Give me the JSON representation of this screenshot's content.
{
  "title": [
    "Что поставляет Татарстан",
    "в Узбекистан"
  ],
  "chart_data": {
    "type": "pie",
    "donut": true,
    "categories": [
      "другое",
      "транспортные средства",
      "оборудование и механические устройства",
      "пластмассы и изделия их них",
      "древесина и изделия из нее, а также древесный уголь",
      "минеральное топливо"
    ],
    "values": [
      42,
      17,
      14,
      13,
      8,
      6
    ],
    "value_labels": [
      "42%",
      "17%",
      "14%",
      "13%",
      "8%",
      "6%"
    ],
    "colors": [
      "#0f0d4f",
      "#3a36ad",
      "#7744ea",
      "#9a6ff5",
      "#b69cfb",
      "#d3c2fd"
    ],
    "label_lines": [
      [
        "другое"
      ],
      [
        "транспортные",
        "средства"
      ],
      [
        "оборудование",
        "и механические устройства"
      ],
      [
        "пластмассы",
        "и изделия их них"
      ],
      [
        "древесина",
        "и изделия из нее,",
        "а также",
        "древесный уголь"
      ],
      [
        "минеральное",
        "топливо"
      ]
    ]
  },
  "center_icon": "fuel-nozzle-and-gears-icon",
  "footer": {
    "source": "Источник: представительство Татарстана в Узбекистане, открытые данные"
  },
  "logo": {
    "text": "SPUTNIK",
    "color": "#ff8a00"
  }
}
=======
What the exercise asks:
Return every line above in which the string "пластмассы" occurs.

Exercise output:
      "пластмассы и изделия их них",
        "пластмассы",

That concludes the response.